▸ **Given records**
* start *
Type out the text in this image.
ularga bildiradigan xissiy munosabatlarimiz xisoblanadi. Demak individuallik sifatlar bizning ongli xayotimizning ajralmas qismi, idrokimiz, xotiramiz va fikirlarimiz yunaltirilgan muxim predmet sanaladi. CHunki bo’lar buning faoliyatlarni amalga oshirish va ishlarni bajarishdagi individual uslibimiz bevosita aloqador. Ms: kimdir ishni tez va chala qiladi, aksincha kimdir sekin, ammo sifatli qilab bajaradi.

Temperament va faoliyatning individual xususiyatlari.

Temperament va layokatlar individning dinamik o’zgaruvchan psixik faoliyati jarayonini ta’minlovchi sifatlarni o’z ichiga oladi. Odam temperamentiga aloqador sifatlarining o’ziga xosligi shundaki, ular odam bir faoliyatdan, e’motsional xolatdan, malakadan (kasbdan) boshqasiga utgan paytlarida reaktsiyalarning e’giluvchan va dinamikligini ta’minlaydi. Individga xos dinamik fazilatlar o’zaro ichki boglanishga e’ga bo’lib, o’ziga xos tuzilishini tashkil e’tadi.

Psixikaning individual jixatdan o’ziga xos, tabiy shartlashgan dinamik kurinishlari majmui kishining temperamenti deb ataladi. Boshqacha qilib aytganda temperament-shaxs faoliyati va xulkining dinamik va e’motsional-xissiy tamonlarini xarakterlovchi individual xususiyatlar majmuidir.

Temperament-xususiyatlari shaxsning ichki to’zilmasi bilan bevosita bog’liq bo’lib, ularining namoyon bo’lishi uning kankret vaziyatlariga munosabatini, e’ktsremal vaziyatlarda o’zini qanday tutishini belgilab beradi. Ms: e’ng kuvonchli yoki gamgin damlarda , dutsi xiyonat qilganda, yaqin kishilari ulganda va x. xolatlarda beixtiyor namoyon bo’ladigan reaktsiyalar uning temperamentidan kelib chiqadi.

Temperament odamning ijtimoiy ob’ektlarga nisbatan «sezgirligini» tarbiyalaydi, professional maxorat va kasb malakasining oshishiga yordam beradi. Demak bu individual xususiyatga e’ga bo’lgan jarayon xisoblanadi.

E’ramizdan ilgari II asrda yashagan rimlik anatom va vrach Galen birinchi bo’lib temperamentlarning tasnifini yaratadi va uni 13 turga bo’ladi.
* end *
* start *
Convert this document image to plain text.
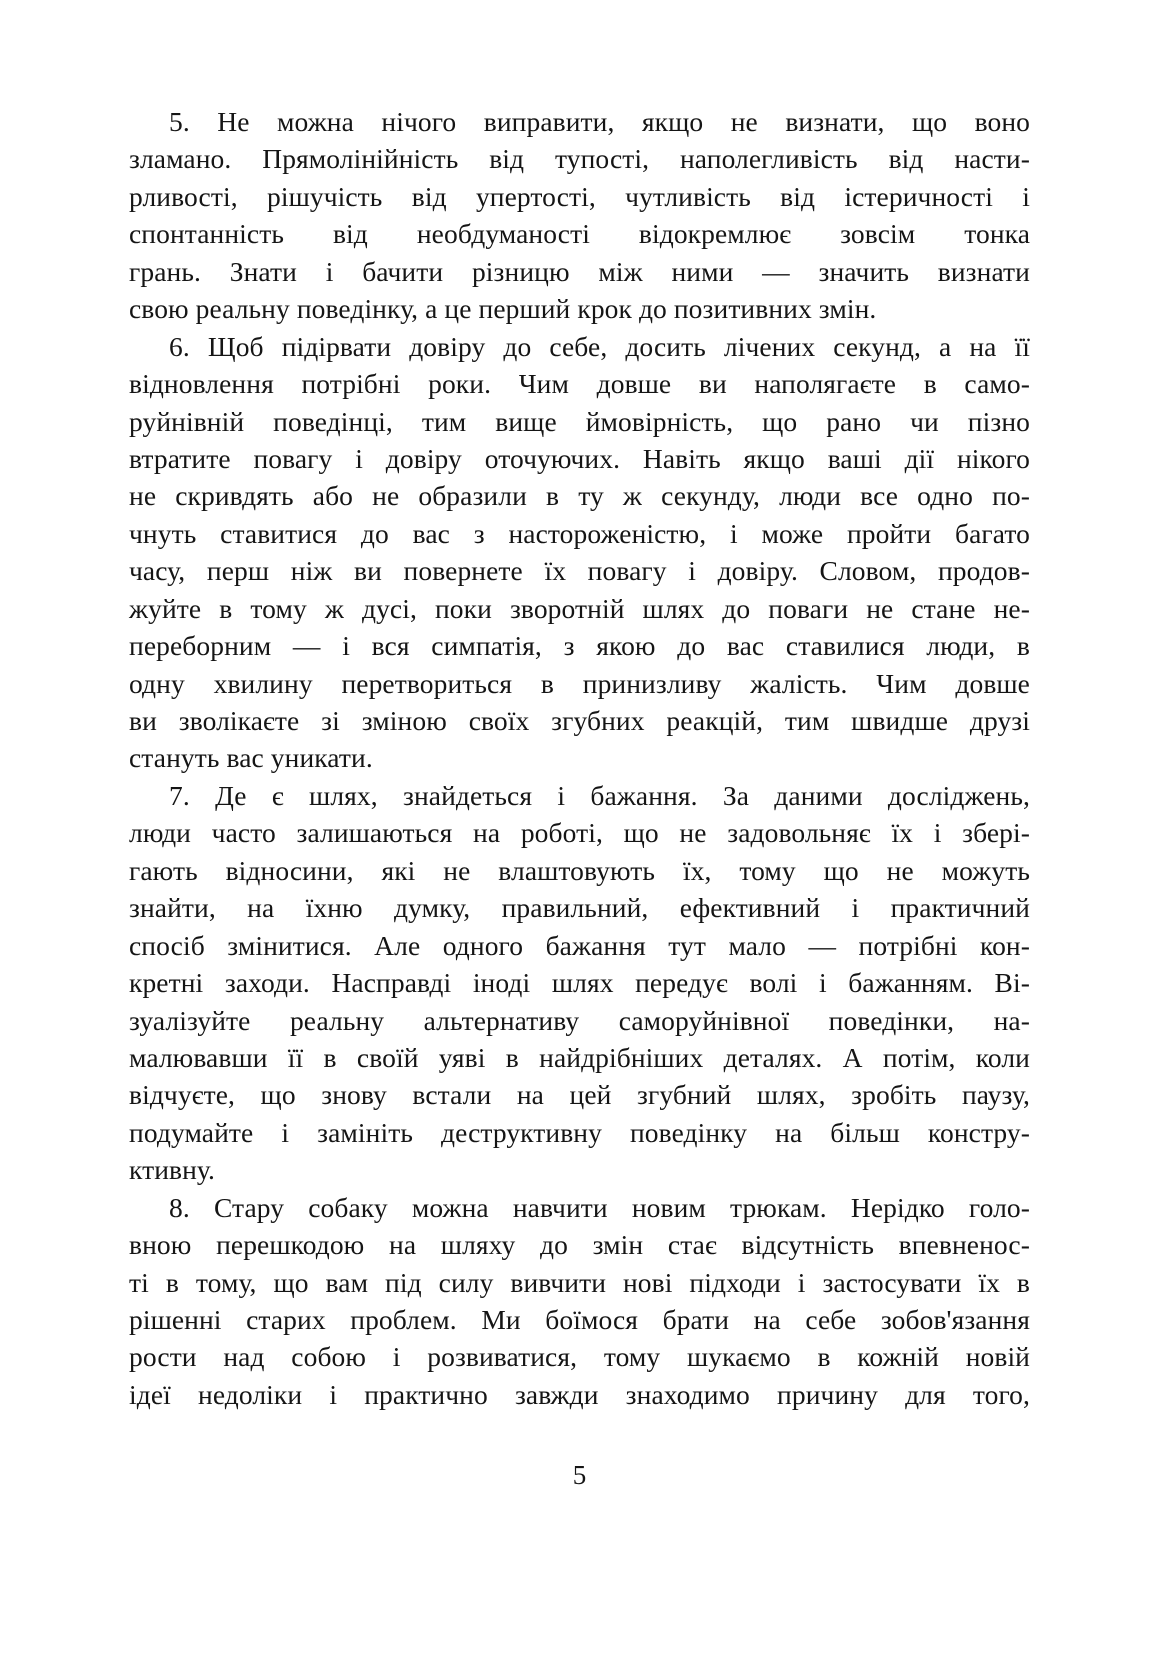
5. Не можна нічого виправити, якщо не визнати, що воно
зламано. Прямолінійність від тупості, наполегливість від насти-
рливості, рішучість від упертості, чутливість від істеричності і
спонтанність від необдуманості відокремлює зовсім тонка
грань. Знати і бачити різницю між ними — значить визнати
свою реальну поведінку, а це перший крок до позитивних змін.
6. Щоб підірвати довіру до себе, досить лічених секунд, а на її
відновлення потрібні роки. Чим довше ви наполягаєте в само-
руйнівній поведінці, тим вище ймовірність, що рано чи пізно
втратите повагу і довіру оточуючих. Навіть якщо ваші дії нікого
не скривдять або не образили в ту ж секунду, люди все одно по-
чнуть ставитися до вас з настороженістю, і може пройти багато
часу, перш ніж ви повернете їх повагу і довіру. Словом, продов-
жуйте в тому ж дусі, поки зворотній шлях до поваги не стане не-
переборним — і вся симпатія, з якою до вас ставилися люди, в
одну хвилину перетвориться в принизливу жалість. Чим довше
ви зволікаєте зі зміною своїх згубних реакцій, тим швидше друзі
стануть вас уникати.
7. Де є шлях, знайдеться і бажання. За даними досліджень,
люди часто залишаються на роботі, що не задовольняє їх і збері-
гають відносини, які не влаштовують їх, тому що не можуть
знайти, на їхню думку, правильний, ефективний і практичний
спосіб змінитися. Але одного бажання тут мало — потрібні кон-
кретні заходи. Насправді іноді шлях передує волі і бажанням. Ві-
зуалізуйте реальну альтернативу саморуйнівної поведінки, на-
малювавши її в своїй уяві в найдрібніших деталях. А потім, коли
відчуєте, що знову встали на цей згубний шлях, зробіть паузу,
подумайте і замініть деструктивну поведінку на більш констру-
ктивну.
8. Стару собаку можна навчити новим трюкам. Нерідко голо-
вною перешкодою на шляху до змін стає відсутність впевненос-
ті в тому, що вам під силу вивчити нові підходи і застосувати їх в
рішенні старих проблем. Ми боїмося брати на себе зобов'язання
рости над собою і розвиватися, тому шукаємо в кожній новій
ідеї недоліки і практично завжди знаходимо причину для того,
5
* end *
* start *
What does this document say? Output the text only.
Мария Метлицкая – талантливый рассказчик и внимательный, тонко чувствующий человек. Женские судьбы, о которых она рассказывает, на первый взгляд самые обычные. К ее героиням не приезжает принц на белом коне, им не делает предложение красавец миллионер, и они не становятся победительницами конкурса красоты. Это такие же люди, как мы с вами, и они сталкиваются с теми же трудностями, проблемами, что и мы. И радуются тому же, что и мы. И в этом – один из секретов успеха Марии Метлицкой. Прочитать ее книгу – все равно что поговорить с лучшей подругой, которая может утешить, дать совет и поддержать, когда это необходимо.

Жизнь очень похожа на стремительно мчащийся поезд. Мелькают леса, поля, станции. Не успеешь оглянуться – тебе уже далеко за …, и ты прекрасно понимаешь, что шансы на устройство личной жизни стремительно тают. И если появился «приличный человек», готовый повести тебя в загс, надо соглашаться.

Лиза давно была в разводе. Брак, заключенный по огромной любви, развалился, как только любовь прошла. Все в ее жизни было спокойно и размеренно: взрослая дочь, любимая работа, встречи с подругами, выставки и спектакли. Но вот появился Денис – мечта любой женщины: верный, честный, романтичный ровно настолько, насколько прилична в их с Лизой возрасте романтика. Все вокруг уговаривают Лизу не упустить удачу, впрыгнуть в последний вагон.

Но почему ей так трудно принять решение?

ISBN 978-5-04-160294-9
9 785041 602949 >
* end *
▸ **Aim of the task**
Which lines of the material contain the string "можна"? List each of them.

▸ **Finished answer**
5. Не можна нічого виправити, якщо не визнати, що воно
8. Стару собаку можна навчити новим трюкам. Нерідко голо-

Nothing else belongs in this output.